Problem to solve
For each statement, say yes or no according to the post about the OPN hearing aid app, and quote the words that decide it. 1. The OPN Android app includes left/right balance control. 2. On an iPhone, left and right volume can be set separately in the Hearing Aids settings. 3. The writer currently keeps several program settings on the OPN for different environments.

Extracted text
┏━━

I’m not sure why you’d need an equalizer on the phone app because your HA (whichever it is, OPN or Beyond or anything else) already equalizes the sound based on your hearing loss. I do find the OPN app lacking the left/right balance control, however. If you have an iPhone you can set left/right volume independently in their Hearing Aids settings, but for an Android phone, you can only access the OPN through the OPN Android app and it doesn’t have balance control. Otherwise, I’m not sure what other kind of control you need for the OPN because the mic direction control doesn’t apply to the OPN “open” paradigm anyway. You’re not supposed to be using directional mic setting in the first place, although you can if you want to via a program setting, which you can switch to that program on the OPN app. I find myself almost never ever needing to use the OPN app for anything because the whole point of the OPN “open” paradigm is that you only need one default program setting and it’s suitable for all modes. So the need for controlling anything via a phone app is really kept to a minimal, therefore you don’t need the phone app to be fancy with all kinds of controls, because that defeats the purpose for its simplicity by design in the first place. I currently only have 1 single default program setting on my OPN for any kind of environment, and the ONLY thing I ever fudge around with on my OPN is either the volume button (which I don’t need to use an app for), or switch to the TV program (one button push on my OPN). I can’t even remember when the last time I even opened up the OPN app on my iPhone. I would only touch it if I ever use the IoT feature it has, which I don’t. So to me, the simple OPN app without lots of controls and bells and whistles is actually a positive and not a negative. The way I see it is I don’t need to actively interfere and participate and control anything, because the OPN already does it automatically for me. And the simplicity by design here is only possible because of the “open” paradigm that it’s designed around.

┗━━

Dataset entries:
┏━━

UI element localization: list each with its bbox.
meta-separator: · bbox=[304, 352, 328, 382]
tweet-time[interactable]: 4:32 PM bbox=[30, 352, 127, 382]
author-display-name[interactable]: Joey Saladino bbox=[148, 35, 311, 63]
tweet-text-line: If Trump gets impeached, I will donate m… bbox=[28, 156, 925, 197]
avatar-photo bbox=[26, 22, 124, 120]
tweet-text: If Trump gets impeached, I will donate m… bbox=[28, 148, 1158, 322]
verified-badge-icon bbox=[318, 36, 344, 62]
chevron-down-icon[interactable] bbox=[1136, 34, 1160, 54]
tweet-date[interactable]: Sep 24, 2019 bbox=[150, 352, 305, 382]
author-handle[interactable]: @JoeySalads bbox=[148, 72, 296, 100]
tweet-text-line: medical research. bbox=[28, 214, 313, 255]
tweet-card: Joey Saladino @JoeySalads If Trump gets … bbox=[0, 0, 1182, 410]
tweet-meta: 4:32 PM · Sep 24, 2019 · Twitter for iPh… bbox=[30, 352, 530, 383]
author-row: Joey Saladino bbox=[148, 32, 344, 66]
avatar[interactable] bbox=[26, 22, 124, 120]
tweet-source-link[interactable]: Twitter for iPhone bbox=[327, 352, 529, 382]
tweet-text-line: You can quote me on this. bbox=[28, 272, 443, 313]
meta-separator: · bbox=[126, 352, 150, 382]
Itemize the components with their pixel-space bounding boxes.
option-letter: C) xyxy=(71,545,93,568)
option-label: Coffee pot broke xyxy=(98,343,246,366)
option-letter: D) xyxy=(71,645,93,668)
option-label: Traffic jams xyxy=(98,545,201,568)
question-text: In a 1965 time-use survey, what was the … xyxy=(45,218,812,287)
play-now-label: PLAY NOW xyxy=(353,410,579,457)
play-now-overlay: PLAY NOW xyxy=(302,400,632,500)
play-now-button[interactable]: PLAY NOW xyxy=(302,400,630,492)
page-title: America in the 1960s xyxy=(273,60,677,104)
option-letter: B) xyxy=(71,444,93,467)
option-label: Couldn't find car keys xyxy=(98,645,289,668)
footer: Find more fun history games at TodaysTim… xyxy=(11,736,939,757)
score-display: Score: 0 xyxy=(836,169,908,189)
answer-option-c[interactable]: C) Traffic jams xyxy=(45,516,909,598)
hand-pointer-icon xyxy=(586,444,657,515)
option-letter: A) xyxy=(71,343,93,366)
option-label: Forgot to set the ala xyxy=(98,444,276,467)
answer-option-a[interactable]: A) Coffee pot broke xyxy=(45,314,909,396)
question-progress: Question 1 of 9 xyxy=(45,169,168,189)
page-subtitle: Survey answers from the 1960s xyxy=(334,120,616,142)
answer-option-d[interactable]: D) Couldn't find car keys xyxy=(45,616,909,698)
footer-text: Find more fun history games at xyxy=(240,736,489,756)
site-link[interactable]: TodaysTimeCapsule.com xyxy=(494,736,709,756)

┗━━

Answer space
1. No: "it doesn’t have balance control."
2. Yes: "If you have an iPhone you can set left/right volume independently in their Hearing Aids settings"
3. No: "I currently only have 1 single default program setting on my OPN for any kind of environment"